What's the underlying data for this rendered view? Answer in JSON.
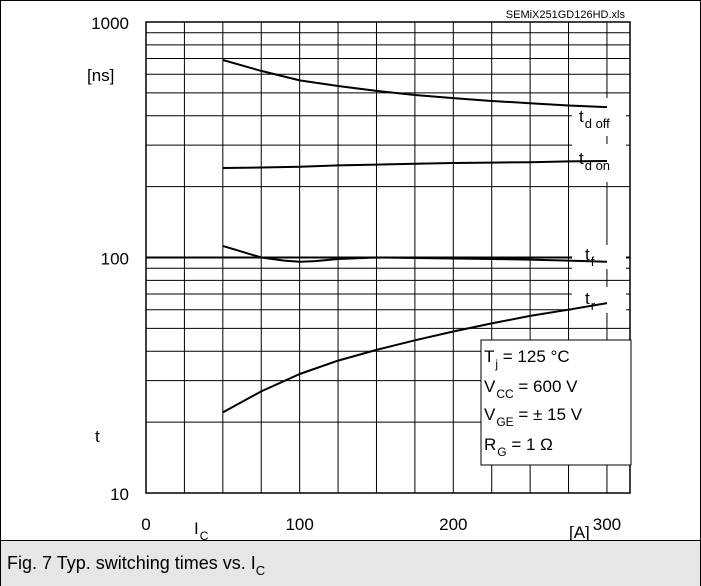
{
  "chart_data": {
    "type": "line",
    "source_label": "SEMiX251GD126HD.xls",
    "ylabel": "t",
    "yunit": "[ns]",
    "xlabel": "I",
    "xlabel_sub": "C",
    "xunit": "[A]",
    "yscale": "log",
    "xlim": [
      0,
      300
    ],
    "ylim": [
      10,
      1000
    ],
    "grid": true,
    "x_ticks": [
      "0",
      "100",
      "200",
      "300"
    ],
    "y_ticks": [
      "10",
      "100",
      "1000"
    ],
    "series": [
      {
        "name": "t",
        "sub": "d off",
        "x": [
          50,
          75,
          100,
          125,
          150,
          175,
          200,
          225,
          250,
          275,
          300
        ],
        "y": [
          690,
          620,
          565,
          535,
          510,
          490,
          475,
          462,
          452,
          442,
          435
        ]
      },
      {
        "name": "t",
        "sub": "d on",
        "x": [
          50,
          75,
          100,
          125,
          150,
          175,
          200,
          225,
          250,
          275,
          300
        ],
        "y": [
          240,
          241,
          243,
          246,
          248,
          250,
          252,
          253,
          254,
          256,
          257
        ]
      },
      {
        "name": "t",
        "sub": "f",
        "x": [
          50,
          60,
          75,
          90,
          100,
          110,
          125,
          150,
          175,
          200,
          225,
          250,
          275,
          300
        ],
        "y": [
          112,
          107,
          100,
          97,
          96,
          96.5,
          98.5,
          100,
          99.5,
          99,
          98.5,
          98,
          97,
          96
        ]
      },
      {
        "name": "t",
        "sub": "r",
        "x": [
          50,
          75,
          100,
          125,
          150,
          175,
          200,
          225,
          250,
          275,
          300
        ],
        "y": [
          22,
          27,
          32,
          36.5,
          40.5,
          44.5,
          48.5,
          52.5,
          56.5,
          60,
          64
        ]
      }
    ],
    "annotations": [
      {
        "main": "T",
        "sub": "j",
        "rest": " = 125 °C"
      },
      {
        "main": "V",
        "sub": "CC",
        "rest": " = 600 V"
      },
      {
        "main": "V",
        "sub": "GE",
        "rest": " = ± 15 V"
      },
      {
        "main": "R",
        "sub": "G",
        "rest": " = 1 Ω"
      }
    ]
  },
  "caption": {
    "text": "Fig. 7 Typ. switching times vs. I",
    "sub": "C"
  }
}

** To be done **
Go through the material above and print all of it exactly, except the pictures.

** The response **
What's the underlying data for this rendered view? Answer in JSON.
{
  "chart_data": {
    "type": "line",
    "source_label": "SEMiX251GD126HD.xls",
    "ylabel": "t",
    "yunit": "[ns]",
    "xlabel": "I",
    "xlabel_sub": "C",
    "xunit": "[A]",
    "yscale": "log",
    "xlim": [
      0,
      300
    ],
    "ylim": [
      10,
      1000
    ],
    "grid": true,
    "x_ticks": [
      "0",
      "100",
      "200",
      "300"
    ],
    "y_ticks": [
      "10",
      "100",
      "1000"
    ],
    "series": [
      {
        "name": "t",
        "sub": "d off",
        "x": [
          50,
          75,
          100,
          125,
          150,
          175,
          200,
          225,
          250,
          275,
          300
        ],
        "y": [
          690,
          620,
          565,
          535,
          510,
          490,
          475,
          462,
          452,
          442,
          435
        ]
      },
      {
        "name": "t",
        "sub": "d on",
        "x": [
          50,
          75,
          100,
          125,
          150,
          175,
          200,
          225,
          250,
          275,
          300
        ],
        "y": [
          240,
          241,
          243,
          246,
          248,
          250,
          252,
          253,
          254,
          256,
          257
        ]
      },
      {
        "name": "t",
        "sub": "f",
        "x": [
          50,
          60,
          75,
          90,
          100,
          110,
          125,
          150,
          175,
          200,
          225,
          250,
          275,
          300
        ],
        "y": [
          112,
          107,
          100,
          97,
          96,
          96.5,
          98.5,
          100,
          99.5,
          99,
          98.5,
          98,
          97,
          96
        ]
      },
      {
        "name": "t",
        "sub": "r",
        "x": [
          50,
          75,
          100,
          125,
          150,
          175,
          200,
          225,
          250,
          275,
          300
        ],
        "y": [
          22,
          27,
          32,
          36.5,
          40.5,
          44.5,
          48.5,
          52.5,
          56.5,
          60,
          64
        ]
      }
    ],
    "annotations": [
      {
        "main": "T",
        "sub": "j",
        "rest": " = 125 °C"
      },
      {
        "main": "V",
        "sub": "CC",
        "rest": " = 600 V"
      },
      {
        "main": "V",
        "sub": "GE",
        "rest": " = ± 15 V"
      },
      {
        "main": "R",
        "sub": "G",
        "rest": " = 1 Ω"
      }
    ]
  },
  "caption": {
    "text": "Fig. 7 Typ. switching times vs. I",
    "sub": "C"
  }
}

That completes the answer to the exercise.